MATERIALS PROVIDED:

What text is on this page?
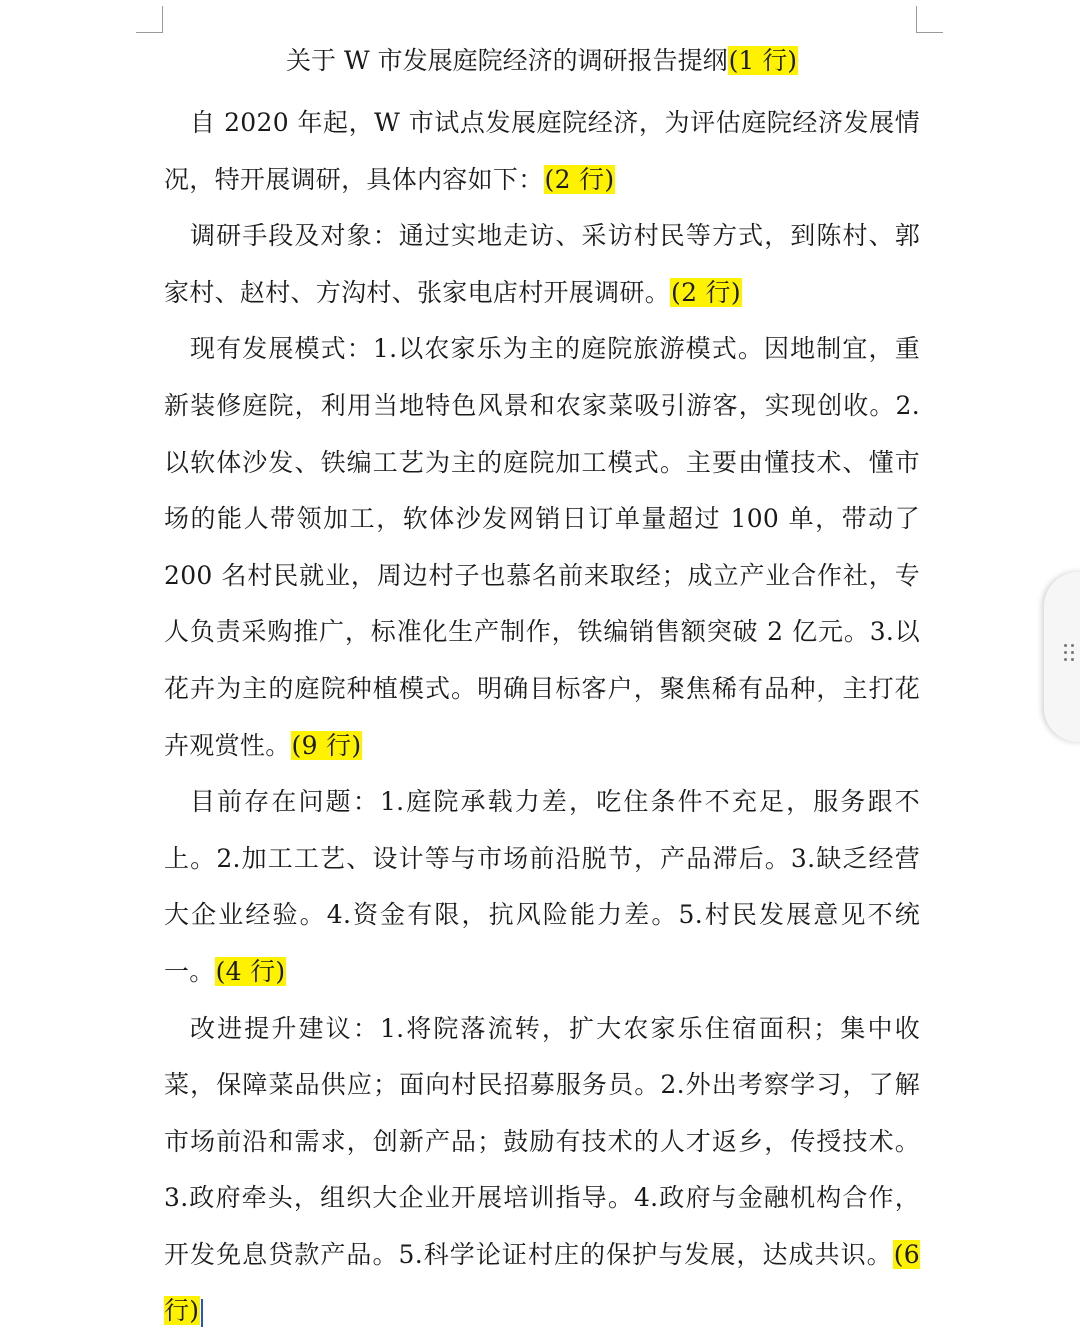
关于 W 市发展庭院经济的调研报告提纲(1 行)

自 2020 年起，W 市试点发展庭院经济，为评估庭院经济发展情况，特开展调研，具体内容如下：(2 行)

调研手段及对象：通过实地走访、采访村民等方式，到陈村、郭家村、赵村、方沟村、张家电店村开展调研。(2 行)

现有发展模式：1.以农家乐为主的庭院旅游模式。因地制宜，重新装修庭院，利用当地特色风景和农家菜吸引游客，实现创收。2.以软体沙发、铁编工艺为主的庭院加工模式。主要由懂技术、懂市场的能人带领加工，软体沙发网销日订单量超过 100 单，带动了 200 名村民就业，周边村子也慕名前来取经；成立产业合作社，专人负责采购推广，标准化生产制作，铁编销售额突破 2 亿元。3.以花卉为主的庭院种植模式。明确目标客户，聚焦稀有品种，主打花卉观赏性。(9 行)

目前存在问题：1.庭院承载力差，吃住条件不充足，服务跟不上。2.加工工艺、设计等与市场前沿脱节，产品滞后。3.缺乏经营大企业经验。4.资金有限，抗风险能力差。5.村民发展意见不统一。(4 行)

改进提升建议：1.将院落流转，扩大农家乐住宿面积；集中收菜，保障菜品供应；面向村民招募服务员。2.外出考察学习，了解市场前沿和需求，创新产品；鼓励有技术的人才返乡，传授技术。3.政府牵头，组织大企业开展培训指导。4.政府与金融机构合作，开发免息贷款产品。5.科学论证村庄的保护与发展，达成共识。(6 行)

==

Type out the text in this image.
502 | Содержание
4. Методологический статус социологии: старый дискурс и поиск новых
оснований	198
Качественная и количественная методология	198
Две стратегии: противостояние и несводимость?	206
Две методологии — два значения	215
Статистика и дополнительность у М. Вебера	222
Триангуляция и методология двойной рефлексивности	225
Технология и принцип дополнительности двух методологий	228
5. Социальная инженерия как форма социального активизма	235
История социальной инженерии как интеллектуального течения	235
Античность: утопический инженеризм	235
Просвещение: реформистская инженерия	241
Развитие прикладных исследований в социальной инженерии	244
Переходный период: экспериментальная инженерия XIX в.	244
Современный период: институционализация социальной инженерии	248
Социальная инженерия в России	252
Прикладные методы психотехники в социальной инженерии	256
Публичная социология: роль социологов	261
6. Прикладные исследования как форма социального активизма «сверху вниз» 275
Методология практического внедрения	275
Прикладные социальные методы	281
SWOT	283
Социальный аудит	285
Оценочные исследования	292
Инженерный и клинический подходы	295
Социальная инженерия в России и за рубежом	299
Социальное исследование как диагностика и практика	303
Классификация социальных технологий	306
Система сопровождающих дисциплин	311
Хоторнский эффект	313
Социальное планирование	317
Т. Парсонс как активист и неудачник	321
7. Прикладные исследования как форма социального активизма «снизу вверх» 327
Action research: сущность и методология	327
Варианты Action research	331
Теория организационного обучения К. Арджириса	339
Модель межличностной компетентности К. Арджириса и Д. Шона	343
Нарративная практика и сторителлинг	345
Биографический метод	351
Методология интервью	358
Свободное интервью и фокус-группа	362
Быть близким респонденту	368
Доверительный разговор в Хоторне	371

* * *

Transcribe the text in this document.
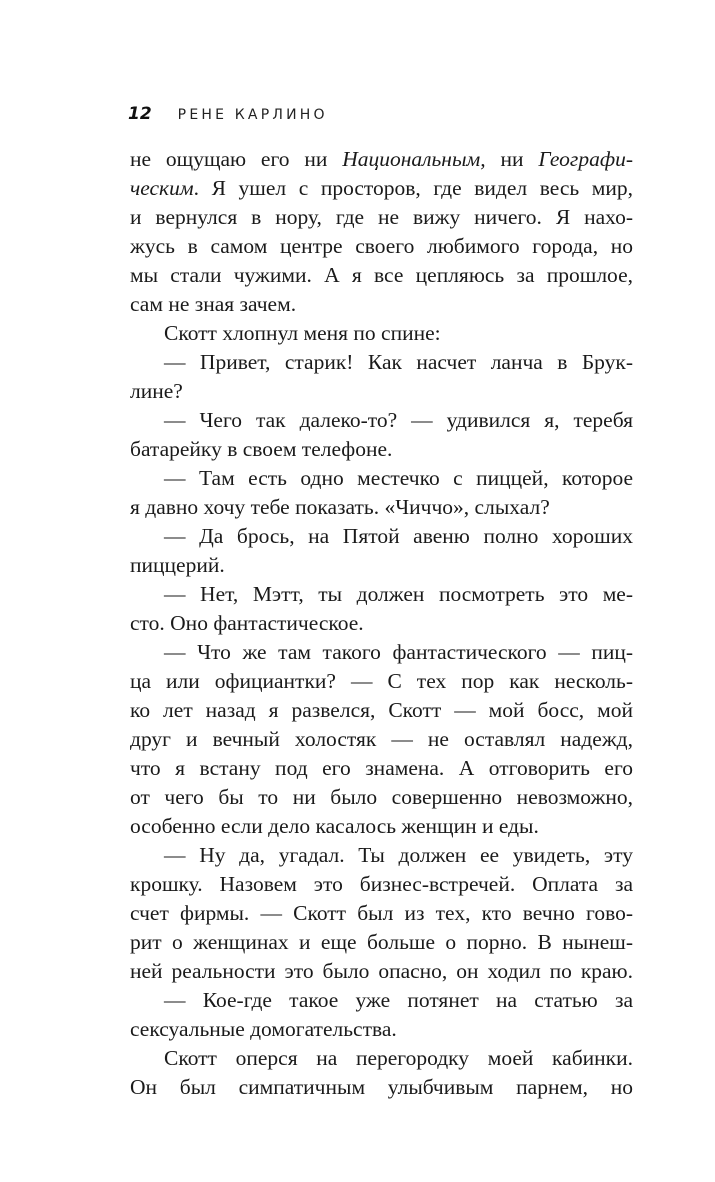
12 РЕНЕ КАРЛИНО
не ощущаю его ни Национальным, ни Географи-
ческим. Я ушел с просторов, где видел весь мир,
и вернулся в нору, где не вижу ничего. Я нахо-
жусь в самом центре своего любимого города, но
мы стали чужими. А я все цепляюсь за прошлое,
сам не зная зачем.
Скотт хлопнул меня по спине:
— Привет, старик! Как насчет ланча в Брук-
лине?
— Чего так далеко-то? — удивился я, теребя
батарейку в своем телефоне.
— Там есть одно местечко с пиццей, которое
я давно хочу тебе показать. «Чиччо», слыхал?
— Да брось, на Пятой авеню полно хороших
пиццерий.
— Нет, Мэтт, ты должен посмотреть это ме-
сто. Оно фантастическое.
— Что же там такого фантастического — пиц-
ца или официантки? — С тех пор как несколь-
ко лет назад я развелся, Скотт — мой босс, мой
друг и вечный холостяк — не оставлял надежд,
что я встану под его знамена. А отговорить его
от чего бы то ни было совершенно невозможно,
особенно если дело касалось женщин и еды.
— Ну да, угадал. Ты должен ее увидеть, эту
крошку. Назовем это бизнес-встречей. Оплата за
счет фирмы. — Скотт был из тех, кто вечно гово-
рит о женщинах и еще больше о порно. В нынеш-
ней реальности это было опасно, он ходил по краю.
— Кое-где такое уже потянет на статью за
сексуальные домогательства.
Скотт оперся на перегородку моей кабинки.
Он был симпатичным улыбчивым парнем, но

TASK PROMPT: Identify all lines in the records above with the word "text".

EXERCISE SOLUTION:
What text is on this page?
Type out the text in this image.
Transcribe the text in this document.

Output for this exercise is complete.